• **REQUIREMENT**
Select the lines below containing the word "watermark".
-- TASK INPUT start --
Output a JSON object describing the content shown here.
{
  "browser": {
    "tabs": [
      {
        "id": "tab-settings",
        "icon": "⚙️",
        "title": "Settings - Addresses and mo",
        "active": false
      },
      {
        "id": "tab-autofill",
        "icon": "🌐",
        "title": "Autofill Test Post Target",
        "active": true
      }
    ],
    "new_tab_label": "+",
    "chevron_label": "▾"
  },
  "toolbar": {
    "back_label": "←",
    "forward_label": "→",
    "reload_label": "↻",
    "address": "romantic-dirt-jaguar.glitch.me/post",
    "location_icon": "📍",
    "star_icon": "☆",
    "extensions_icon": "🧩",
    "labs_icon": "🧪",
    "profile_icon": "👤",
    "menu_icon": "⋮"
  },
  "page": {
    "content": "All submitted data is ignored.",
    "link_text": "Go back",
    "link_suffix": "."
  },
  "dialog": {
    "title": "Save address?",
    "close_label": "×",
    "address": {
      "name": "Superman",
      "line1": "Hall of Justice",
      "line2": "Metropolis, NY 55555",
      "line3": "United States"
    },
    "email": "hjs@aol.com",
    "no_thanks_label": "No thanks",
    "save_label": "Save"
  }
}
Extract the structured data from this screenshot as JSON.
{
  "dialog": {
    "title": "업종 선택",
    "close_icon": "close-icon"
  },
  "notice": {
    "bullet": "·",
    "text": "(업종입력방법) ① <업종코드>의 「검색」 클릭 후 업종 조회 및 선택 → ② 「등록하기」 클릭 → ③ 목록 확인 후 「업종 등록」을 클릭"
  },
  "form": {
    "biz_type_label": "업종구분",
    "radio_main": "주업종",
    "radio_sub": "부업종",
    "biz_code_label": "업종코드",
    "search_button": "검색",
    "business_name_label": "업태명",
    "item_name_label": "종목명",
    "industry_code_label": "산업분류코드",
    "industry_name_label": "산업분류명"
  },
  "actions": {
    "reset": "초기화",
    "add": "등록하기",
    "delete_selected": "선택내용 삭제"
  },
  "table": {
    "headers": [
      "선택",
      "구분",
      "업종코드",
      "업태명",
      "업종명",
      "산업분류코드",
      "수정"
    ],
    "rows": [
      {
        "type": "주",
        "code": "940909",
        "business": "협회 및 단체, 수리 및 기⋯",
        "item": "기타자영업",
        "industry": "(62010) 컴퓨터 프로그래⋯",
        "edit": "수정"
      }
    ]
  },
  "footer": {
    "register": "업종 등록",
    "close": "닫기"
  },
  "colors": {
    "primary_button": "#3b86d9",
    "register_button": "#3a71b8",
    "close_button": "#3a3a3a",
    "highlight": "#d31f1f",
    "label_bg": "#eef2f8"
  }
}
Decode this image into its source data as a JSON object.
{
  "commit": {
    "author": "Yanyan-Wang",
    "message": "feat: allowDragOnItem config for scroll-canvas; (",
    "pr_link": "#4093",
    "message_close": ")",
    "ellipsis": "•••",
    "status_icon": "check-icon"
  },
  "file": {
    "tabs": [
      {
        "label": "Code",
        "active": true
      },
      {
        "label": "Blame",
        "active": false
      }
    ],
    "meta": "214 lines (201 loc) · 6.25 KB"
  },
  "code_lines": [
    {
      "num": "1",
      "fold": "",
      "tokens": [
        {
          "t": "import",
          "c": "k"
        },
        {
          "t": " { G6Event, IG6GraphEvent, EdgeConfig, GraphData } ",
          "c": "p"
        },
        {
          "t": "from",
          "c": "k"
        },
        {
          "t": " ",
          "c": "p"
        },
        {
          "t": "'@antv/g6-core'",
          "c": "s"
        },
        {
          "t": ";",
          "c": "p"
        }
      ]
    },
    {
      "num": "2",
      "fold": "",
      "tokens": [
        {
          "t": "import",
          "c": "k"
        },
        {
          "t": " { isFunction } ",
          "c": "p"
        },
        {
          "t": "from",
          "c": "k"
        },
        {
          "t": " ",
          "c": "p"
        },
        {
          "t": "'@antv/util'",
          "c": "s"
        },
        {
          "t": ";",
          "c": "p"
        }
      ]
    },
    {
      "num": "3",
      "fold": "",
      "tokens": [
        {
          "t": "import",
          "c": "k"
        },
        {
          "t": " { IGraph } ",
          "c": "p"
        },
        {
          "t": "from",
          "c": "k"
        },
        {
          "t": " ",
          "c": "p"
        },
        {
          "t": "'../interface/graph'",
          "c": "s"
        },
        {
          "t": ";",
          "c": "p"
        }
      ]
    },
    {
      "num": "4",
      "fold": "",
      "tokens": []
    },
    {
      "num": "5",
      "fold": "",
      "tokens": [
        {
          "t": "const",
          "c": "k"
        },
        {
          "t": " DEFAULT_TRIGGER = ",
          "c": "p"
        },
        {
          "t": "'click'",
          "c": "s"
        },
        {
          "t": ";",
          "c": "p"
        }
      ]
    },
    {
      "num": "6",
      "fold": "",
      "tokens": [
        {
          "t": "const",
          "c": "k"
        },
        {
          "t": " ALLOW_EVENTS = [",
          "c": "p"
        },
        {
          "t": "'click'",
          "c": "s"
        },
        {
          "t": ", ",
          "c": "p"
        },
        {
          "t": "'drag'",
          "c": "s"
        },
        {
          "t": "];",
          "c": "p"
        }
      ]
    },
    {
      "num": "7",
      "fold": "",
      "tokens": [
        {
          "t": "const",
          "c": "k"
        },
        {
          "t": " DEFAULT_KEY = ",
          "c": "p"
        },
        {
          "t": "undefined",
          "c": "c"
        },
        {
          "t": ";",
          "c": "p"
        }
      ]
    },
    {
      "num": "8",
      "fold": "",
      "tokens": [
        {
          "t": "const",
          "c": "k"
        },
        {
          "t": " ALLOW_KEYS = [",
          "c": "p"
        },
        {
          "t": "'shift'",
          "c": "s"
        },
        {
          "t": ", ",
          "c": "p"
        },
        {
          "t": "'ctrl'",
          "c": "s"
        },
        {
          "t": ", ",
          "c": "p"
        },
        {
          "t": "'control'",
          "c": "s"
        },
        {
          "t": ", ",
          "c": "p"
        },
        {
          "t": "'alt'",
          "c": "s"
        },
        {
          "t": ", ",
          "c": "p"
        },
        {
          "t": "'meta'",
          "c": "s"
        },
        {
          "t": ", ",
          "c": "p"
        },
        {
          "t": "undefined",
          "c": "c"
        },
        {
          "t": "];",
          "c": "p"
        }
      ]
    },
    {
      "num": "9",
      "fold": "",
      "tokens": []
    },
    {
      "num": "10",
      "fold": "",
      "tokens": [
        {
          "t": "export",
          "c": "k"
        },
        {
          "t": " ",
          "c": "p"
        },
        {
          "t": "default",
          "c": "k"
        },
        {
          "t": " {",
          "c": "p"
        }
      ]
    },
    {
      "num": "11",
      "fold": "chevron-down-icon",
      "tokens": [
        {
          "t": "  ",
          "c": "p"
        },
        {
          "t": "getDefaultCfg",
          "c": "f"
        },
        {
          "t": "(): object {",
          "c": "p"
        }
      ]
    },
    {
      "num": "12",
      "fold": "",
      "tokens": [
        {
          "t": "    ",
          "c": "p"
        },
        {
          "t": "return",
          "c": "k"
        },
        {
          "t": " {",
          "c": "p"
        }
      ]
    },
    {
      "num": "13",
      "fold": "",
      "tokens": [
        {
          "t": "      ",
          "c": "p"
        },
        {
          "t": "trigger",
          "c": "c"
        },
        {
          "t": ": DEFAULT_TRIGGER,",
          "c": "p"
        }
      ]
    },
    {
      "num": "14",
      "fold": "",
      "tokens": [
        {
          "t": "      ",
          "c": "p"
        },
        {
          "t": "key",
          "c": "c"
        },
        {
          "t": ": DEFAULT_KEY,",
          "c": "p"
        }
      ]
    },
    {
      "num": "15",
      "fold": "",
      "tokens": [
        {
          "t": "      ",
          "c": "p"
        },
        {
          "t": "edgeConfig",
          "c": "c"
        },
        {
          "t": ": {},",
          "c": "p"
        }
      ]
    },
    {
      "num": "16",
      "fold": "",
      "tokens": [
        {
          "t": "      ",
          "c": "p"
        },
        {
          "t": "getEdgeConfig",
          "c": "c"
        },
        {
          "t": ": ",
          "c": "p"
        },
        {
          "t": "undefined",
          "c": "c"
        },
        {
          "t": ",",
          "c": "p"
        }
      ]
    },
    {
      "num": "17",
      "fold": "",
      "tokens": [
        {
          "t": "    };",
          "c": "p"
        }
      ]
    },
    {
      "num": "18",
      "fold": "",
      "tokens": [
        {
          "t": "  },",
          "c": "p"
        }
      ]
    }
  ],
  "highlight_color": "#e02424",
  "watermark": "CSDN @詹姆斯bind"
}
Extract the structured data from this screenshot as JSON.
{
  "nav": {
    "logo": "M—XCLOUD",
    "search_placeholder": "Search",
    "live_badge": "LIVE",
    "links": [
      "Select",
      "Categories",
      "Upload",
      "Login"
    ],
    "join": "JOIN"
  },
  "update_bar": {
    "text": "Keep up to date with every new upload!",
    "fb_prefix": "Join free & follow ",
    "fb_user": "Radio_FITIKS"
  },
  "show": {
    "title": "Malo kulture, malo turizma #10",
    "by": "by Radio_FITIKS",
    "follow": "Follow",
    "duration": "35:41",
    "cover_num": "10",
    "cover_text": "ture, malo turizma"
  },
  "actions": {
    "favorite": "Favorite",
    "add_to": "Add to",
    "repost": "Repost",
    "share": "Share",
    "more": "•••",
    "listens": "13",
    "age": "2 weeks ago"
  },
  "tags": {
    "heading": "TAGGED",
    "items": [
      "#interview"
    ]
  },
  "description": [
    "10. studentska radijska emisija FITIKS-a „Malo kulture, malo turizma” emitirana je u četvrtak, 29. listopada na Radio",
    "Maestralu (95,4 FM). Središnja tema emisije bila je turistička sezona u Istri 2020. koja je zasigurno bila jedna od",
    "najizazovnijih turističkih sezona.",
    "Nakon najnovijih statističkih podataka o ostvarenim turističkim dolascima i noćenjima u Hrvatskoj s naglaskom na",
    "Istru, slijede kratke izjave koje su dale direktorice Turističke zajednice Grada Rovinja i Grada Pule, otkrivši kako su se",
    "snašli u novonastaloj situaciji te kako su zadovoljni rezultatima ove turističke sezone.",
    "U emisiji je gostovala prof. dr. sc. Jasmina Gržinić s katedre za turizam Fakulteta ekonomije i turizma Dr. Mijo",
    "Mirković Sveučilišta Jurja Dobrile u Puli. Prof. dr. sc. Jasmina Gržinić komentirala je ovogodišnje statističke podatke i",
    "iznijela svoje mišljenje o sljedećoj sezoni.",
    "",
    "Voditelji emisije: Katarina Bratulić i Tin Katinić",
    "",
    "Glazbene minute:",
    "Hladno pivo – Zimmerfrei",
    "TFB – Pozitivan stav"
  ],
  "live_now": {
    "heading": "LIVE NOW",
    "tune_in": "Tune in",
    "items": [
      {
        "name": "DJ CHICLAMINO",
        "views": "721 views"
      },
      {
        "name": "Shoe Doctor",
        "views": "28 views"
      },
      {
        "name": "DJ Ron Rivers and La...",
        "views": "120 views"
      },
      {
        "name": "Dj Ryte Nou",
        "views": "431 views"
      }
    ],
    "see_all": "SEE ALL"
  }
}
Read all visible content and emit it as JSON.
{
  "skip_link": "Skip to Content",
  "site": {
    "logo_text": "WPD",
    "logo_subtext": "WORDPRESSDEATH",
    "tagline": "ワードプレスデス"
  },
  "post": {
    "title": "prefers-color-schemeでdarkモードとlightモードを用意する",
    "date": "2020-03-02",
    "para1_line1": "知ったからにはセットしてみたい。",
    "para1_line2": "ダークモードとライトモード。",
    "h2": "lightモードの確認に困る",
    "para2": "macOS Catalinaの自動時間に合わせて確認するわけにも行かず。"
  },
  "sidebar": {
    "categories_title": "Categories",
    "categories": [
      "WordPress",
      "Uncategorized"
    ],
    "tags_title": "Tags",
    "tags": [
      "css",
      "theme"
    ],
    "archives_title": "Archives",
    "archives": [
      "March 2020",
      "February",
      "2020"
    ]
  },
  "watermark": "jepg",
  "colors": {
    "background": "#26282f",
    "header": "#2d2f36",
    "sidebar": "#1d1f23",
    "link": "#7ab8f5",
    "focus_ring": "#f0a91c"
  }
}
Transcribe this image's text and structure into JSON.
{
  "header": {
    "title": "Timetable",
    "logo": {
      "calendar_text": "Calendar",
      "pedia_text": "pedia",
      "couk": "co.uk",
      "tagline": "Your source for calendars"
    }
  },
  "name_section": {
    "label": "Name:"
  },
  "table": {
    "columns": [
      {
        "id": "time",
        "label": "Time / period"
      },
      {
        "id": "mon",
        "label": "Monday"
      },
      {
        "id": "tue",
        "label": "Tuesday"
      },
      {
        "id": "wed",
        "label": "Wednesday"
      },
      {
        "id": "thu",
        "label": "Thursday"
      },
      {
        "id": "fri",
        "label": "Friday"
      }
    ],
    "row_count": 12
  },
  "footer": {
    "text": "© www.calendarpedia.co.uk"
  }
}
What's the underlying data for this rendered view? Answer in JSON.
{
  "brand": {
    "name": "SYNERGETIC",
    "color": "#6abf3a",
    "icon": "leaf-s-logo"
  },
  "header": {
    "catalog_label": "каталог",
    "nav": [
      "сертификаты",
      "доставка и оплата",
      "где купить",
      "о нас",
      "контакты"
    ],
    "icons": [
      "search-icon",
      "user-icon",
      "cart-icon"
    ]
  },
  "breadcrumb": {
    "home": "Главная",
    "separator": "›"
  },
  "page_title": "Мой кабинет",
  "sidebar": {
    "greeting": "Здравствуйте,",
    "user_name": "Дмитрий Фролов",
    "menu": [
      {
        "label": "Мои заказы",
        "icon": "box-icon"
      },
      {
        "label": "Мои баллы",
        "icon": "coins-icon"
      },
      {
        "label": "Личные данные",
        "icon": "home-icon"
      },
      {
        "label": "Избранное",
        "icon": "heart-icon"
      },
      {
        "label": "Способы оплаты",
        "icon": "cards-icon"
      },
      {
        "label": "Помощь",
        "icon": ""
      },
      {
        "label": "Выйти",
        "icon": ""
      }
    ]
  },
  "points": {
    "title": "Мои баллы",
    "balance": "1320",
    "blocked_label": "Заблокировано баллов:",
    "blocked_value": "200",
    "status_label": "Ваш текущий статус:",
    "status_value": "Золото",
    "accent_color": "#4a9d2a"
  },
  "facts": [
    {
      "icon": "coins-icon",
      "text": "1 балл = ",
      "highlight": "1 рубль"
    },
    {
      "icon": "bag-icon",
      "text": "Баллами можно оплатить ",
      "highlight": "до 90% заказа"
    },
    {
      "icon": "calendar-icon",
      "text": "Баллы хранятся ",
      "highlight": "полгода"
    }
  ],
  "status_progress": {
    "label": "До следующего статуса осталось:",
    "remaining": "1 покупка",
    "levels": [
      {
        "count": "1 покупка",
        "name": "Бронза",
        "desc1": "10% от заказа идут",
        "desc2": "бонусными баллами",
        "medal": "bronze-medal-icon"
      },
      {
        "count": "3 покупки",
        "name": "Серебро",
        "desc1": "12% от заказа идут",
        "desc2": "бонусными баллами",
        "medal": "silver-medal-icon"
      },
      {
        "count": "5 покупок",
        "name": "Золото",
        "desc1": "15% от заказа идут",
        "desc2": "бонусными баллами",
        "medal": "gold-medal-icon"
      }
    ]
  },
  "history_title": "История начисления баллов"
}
-- TASK INPUT end --
• **WRITTEN ANSWER**
  "watermark": "CSDN @詹姆斯bind"
  "watermark": "jepg",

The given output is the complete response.